[Dataset entries on figures]
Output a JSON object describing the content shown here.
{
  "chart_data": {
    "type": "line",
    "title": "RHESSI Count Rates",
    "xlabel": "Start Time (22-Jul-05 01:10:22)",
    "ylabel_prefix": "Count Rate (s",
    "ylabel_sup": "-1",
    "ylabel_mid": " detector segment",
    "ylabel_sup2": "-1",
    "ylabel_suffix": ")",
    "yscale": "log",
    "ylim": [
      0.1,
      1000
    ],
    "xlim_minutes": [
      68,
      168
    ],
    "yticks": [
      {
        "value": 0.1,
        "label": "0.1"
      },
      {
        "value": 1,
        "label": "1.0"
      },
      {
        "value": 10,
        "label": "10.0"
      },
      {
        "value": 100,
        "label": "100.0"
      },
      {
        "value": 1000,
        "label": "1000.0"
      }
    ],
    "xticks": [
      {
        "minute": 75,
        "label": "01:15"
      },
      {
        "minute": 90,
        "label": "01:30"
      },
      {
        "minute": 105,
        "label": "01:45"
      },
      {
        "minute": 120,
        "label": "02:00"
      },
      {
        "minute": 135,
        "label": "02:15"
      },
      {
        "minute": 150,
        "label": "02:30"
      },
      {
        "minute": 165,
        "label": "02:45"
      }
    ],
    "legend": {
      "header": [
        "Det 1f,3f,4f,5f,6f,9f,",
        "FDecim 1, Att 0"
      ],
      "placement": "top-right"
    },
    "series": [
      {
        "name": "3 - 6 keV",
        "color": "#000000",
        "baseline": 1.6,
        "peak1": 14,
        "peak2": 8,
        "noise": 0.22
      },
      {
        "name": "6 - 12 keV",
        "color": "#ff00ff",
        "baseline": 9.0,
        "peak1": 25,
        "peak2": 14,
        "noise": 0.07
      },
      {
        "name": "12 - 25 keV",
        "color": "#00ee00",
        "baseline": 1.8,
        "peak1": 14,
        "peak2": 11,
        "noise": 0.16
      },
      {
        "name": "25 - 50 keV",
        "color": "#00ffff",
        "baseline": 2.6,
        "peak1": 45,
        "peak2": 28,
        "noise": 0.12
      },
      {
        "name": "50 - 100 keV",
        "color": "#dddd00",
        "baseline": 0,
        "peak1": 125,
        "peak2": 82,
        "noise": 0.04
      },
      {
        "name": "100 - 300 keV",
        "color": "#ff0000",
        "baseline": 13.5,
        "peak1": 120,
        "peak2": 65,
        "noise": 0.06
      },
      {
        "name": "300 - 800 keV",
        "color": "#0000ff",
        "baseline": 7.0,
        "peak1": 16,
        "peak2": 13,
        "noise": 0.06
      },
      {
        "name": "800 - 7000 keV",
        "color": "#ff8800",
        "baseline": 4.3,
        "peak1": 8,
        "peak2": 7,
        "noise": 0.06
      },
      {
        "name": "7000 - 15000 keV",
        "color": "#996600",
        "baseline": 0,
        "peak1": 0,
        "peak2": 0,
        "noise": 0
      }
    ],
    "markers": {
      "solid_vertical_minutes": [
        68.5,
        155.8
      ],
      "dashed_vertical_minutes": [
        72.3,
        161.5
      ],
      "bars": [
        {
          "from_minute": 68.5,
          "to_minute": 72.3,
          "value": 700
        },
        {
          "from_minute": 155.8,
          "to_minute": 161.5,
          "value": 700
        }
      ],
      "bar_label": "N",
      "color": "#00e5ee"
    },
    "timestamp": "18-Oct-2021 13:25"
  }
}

### Task instructions
Extract every record and return it verbatim.

### Exercise solution
Output a JSON object describing the content shown here.
{
  "chart_data": {
    "type": "line",
    "title": "RHESSI Count Rates",
    "xlabel": "Start Time (22-Jul-05 01:10:22)",
    "ylabel_prefix": "Count Rate (s",
    "ylabel_sup": "-1",
    "ylabel_mid": " detector segment",
    "ylabel_sup2": "-1",
    "ylabel_suffix": ")",
    "yscale": "log",
    "ylim": [
      0.1,
      1000
    ],
    "xlim_minutes": [
      68,
      168
    ],
    "yticks": [
      {
        "value": 0.1,
        "label": "0.1"
      },
      {
        "value": 1,
        "label": "1.0"
      },
      {
        "value": 10,
        "label": "10.0"
      },
      {
        "value": 100,
        "label": "100.0"
      },
      {
        "value": 1000,
        "label": "1000.0"
      }
    ],
    "xticks": [
      {
        "minute": 75,
        "label": "01:15"
      },
      {
        "minute": 90,
        "label": "01:30"
      },
      {
        "minute": 105,
        "label": "01:45"
      },
      {
        "minute": 120,
        "label": "02:00"
      },
      {
        "minute": 135,
        "label": "02:15"
      },
      {
        "minute": 150,
        "label": "02:30"
      },
      {
        "minute": 165,
        "label": "02:45"
      }
    ],
    "legend": {
      "header": [
        "Det 1f,3f,4f,5f,6f,9f,",
        "FDecim 1, Att 0"
      ],
      "placement": "top-right"
    },
    "series": [
      {
        "name": "3 - 6 keV",
        "color": "#000000",
        "baseline": 1.6,
        "peak1": 14,
        "peak2": 8,
        "noise": 0.22
      },
      {
        "name": "6 - 12 keV",
        "color": "#ff00ff",
        "baseline": 9.0,
        "peak1": 25,
        "peak2": 14,
        "noise": 0.07
      },
      {
        "name": "12 - 25 keV",
        "color": "#00ee00",
        "baseline": 1.8,
        "peak1": 14,
        "peak2": 11,
        "noise": 0.16
      },
      {
        "name": "25 - 50 keV",
        "color": "#00ffff",
        "baseline": 2.6,
        "peak1": 45,
        "peak2": 28,
        "noise": 0.12
      },
      {
        "name": "50 - 100 keV",
        "color": "#dddd00",
        "baseline": 0,
        "peak1": 125,
        "peak2": 82,
        "noise": 0.04
      },
      {
        "name": "100 - 300 keV",
        "color": "#ff0000",
        "baseline": 13.5,
        "peak1": 120,
        "peak2": 65,
        "noise": 0.06
      },
      {
        "name": "300 - 800 keV",
        "color": "#0000ff",
        "baseline": 7.0,
        "peak1": 16,
        "peak2": 13,
        "noise": 0.06
      },
      {
        "name": "800 - 7000 keV",
        "color": "#ff8800",
        "baseline": 4.3,
        "peak1": 8,
        "peak2": 7,
        "noise": 0.06
      },
      {
        "name": "7000 - 15000 keV",
        "color": "#996600",
        "baseline": 0,
        "peak1": 0,
        "peak2": 0,
        "noise": 0
      }
    ],
    "markers": {
      "solid_vertical_minutes": [
        68.5,
        155.8
      ],
      "dashed_vertical_minutes": [
        72.3,
        161.5
      ],
      "bars": [
        {
          "from_minute": 68.5,
          "to_minute": 72.3,
          "value": 700
        },
        {
          "from_minute": 155.8,
          "to_minute": 161.5,
          "value": 700
        }
      ],
      "bar_label": "N",
      "color": "#00e5ee"
    },
    "timestamp": "18-Oct-2021 13:25"
  }
}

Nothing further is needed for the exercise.